(YOUR INSTRUCTIONS) From the first line to the last, copy the material exactly and leave the pictures out.

(RECORDS)
%%
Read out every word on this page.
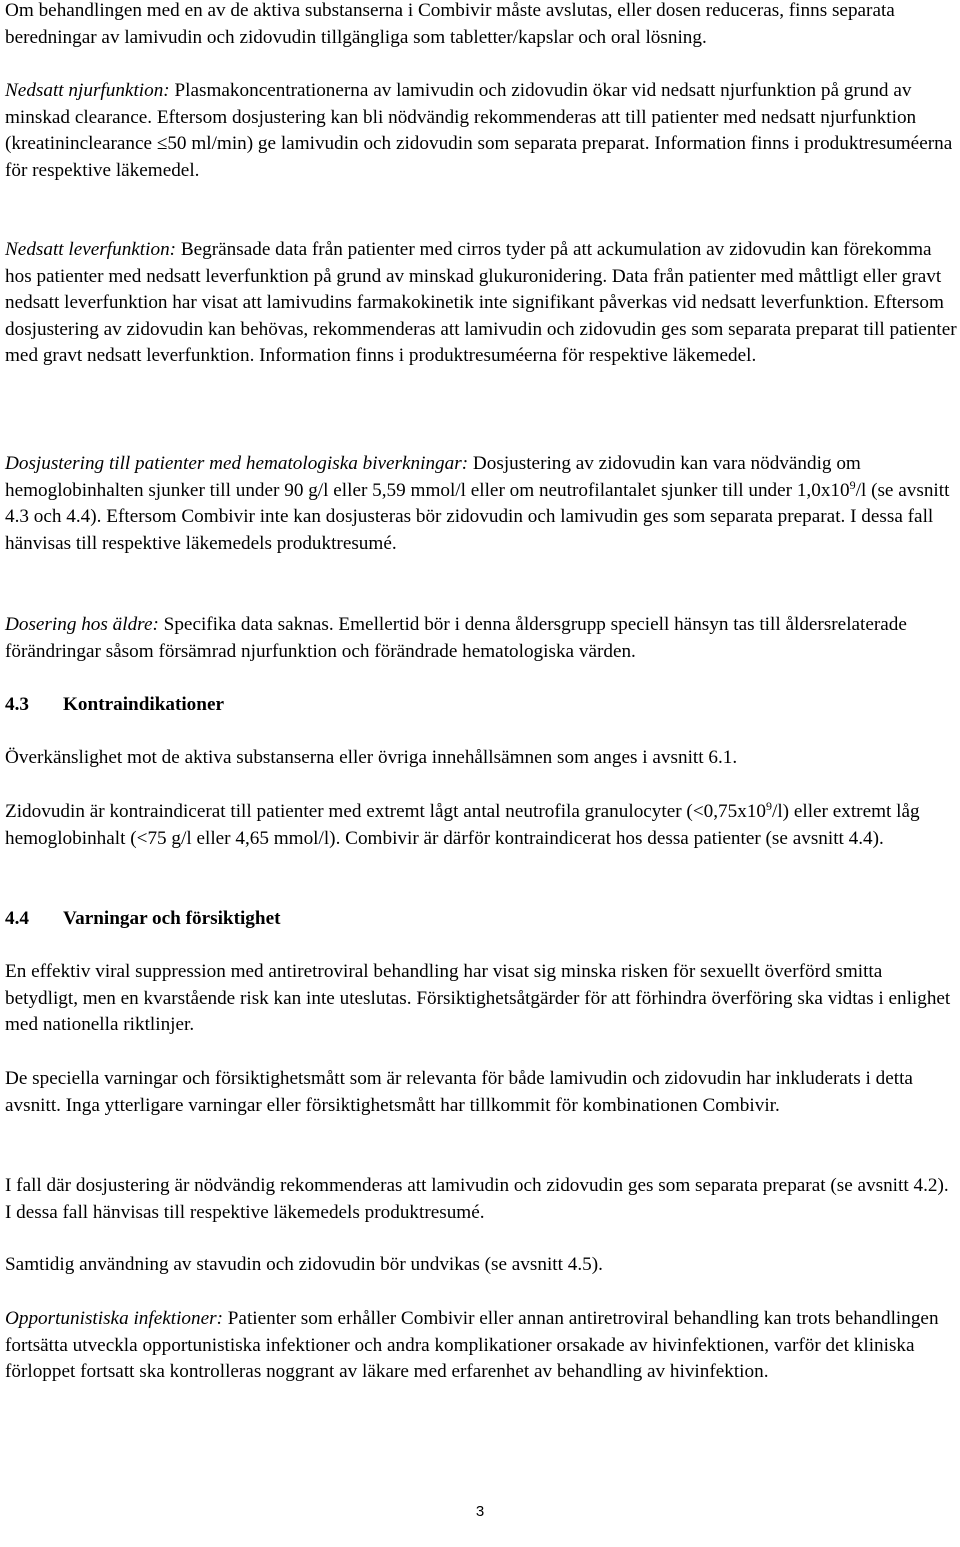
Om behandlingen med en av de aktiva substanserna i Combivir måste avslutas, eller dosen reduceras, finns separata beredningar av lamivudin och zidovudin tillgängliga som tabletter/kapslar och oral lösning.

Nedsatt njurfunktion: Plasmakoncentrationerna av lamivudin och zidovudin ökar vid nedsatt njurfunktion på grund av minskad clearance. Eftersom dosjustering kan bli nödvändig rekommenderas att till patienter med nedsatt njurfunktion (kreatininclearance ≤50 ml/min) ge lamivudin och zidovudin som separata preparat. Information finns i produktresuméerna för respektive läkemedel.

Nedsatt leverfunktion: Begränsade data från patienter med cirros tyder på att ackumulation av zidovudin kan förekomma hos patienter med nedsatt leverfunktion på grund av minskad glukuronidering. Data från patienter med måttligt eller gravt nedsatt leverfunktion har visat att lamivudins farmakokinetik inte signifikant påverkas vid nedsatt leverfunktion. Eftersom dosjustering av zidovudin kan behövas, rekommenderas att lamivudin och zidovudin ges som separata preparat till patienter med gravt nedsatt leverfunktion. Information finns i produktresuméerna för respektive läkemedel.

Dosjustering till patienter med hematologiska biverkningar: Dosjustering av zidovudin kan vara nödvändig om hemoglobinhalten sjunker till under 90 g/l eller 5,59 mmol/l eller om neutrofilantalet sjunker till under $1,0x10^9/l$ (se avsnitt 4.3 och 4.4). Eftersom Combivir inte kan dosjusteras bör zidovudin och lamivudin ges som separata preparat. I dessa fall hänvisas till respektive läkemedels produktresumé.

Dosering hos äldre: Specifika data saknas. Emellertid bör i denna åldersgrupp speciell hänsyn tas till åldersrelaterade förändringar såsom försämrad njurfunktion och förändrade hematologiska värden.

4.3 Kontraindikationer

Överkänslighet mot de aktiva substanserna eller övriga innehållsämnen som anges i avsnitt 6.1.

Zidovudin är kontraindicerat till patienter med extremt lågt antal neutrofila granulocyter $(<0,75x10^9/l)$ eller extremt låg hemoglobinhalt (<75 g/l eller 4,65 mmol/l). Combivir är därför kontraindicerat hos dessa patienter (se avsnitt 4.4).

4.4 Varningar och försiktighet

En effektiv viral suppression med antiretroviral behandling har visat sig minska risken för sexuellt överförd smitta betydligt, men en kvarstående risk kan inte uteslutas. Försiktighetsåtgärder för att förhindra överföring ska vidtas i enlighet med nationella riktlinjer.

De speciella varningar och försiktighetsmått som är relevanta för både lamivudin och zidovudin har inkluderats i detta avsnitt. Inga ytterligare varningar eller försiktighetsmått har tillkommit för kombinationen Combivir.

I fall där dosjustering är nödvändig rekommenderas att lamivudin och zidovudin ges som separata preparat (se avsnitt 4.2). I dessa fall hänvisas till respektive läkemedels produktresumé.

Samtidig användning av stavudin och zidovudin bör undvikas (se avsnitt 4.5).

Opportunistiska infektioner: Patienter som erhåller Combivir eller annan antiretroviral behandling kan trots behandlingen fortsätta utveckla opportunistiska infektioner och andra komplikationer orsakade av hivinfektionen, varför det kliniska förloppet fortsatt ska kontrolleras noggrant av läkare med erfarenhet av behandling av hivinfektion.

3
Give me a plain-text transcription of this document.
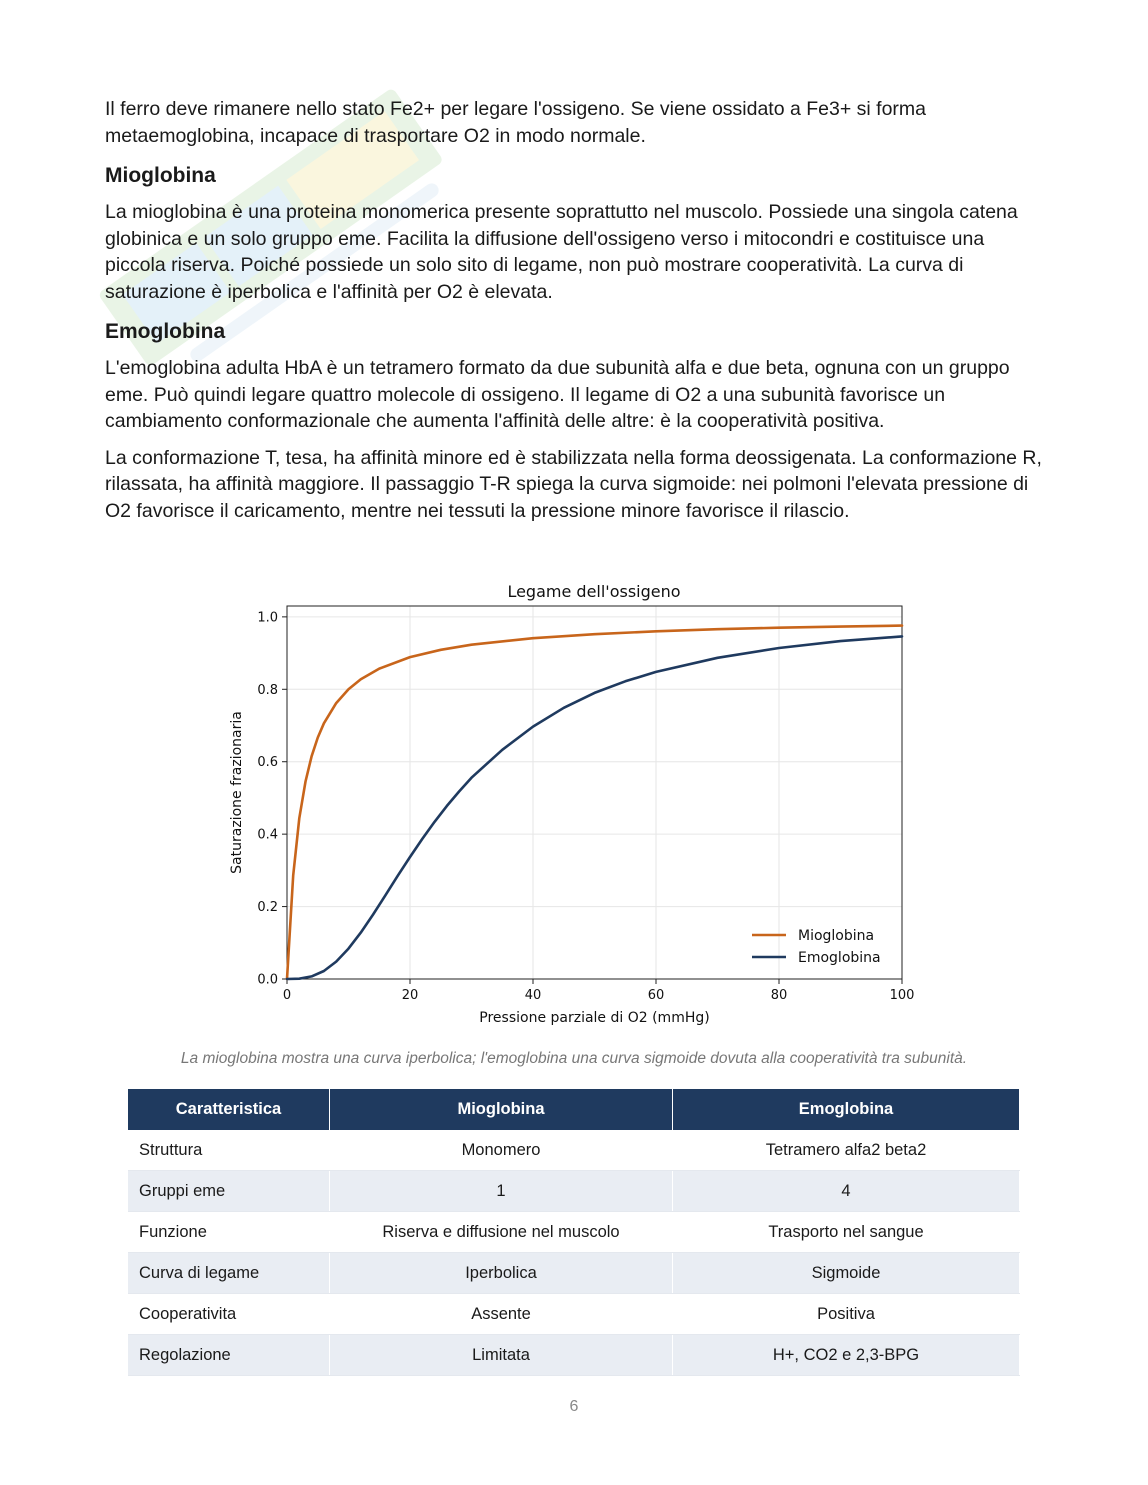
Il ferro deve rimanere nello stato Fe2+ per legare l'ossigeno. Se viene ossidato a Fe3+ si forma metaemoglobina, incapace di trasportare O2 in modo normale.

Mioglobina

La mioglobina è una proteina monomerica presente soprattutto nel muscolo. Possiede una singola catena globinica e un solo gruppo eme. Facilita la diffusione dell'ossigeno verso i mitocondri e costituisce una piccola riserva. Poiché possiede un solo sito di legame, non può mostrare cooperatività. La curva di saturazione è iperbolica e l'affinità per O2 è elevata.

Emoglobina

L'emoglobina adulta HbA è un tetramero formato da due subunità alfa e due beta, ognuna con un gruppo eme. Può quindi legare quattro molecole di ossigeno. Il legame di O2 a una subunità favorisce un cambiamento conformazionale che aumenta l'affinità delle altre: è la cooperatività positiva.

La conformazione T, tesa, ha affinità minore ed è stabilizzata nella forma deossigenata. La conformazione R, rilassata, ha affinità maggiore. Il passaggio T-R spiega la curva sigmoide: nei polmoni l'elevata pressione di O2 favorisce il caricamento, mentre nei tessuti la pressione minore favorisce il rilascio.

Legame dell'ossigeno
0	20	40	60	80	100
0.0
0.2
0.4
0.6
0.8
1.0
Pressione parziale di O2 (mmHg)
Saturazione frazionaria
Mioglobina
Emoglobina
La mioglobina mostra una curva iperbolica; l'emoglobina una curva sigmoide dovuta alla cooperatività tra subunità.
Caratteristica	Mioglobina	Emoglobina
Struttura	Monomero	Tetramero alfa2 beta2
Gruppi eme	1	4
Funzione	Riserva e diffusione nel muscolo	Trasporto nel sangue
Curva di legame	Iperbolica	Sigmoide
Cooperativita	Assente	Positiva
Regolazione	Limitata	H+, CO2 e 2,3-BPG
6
%%
(SOLUTION TO THIS TASK)
Read out every word on this page.
Om behandlingen med en av de aktiva substanserna i Combivir måste avslutas, eller dosen reduceras, finns separata beredningar av lamivudin och zidovudin tillgängliga som tabletter/kapslar och oral lösning.

Nedsatt njurfunktion: Plasmakoncentrationerna av lamivudin och zidovudin ökar vid nedsatt njurfunktion på grund av minskad clearance. Eftersom dosjustering kan bli nödvändig rekommenderas att till patienter med nedsatt njurfunktion (kreatininclearance ≤50 ml/min) ge lamivudin och zidovudin som separata preparat. Information finns i produktresuméerna för respektive läkemedel.

Nedsatt leverfunktion: Begränsade data från patienter med cirros tyder på att ackumulation av zidovudin kan förekomma hos patienter med nedsatt leverfunktion på grund av minskad glukuronidering. Data från patienter med måttligt eller gravt nedsatt leverfunktion har visat att lamivudins farmakokinetik inte signifikant påverkas vid nedsatt leverfunktion. Eftersom dosjustering av zidovudin kan behövas, rekommenderas att lamivudin och zidovudin ges som separata preparat till patienter med gravt nedsatt leverfunktion. Information finns i produktresuméerna för respektive läkemedel.

Dosjustering till patienter med hematologiska biverkningar: Dosjustering av zidovudin kan vara nödvändig om hemoglobinhalten sjunker till under 90 g/l eller 5,59 mmol/l eller om neutrofilantalet sjunker till under $1,0x10^9/l$ (se avsnitt 4.3 och 4.4). Eftersom Combivir inte kan dosjusteras bör zidovudin och lamivudin ges som separata preparat. I dessa fall hänvisas till respektive läkemedels produktresumé.

Dosering hos äldre: Specifika data saknas. Emellertid bör i denna åldersgrupp speciell hänsyn tas till åldersrelaterade förändringar såsom försämrad njurfunktion och förändrade hematologiska värden.

4.3 Kontraindikationer

Överkänslighet mot de aktiva substanserna eller övriga innehållsämnen som anges i avsnitt 6.1.

Zidovudin är kontraindicerat till patienter med extremt lågt antal neutrofila granulocyter $(<0,75x10^9/l)$ eller extremt låg hemoglobinhalt (<75 g/l eller 4,65 mmol/l). Combivir är därför kontraindicerat hos dessa patienter (se avsnitt 4.4).

4.4 Varningar och försiktighet

En effektiv viral suppression med antiretroviral behandling har visat sig minska risken för sexuellt överförd smitta betydligt, men en kvarstående risk kan inte uteslutas. Försiktighetsåtgärder för att förhindra överföring ska vidtas i enlighet med nationella riktlinjer.

De speciella varningar och försiktighetsmått som är relevanta för både lamivudin och zidovudin har inkluderats i detta avsnitt. Inga ytterligare varningar eller försiktighetsmått har tillkommit för kombinationen Combivir.

I fall där dosjustering är nödvändig rekommenderas att lamivudin och zidovudin ges som separata preparat (se avsnitt 4.2). I dessa fall hänvisas till respektive läkemedels produktresumé.

Samtidig användning av stavudin och zidovudin bör undvikas (se avsnitt 4.5).

Opportunistiska infektioner: Patienter som erhåller Combivir eller annan antiretroviral behandling kan trots behandlingen fortsätta utveckla opportunistiska infektioner och andra komplikationer orsakade av hivinfektionen, varför det kliniska förloppet fortsatt ska kontrolleras noggrant av läkare med erfarenhet av behandling av hivinfektion.

3
Give me a plain-text transcription of this document.
Il ferro deve rimanere nello stato Fe2+ per legare l'ossigeno. Se viene ossidato a Fe3+ si forma metaemoglobina, incapace di trasportare O2 in modo normale.

Mioglobina

La mioglobina è una proteina monomerica presente soprattutto nel muscolo. Possiede una singola catena globinica e un solo gruppo eme. Facilita la diffusione dell'ossigeno verso i mitocondri e costituisce una piccola riserva. Poiché possiede un solo sito di legame, non può mostrare cooperatività. La curva di saturazione è iperbolica e l'affinità per O2 è elevata.

Emoglobina

L'emoglobina adulta HbA è un tetramero formato da due subunità alfa e due beta, ognuna con un gruppo eme. Può quindi legare quattro molecole di ossigeno. Il legame di O2 a una subunità favorisce un cambiamento conformazionale che aumenta l'affinità delle altre: è la cooperatività positiva.

La conformazione T, tesa, ha affinità minore ed è stabilizzata nella forma deossigenata. La conformazione R, rilassata, ha affinità maggiore. Il passaggio T-R spiega la curva sigmoide: nei polmoni l'elevata pressione di O2 favorisce il caricamento, mentre nei tessuti la pressione minore favorisce il rilascio.

Legame dell'ossigeno
0	20	40	60	80	100
0.0
0.2
0.4
0.6
0.8
1.0
Pressione parziale di O2 (mmHg)
Saturazione frazionaria
Mioglobina
Emoglobina
La mioglobina mostra una curva iperbolica; l'emoglobina una curva sigmoide dovuta alla cooperatività tra subunità.
Caratteristica	Mioglobina	Emoglobina
Struttura	Monomero	Tetramero alfa2 beta2
Gruppi eme	1	4
Funzione	Riserva e diffusione nel muscolo	Trasporto nel sangue
Curva di legame	Iperbolica	Sigmoide
Cooperativita	Assente	Positiva
Regolazione	Limitata	H+, CO2 e 2,3-BPG
6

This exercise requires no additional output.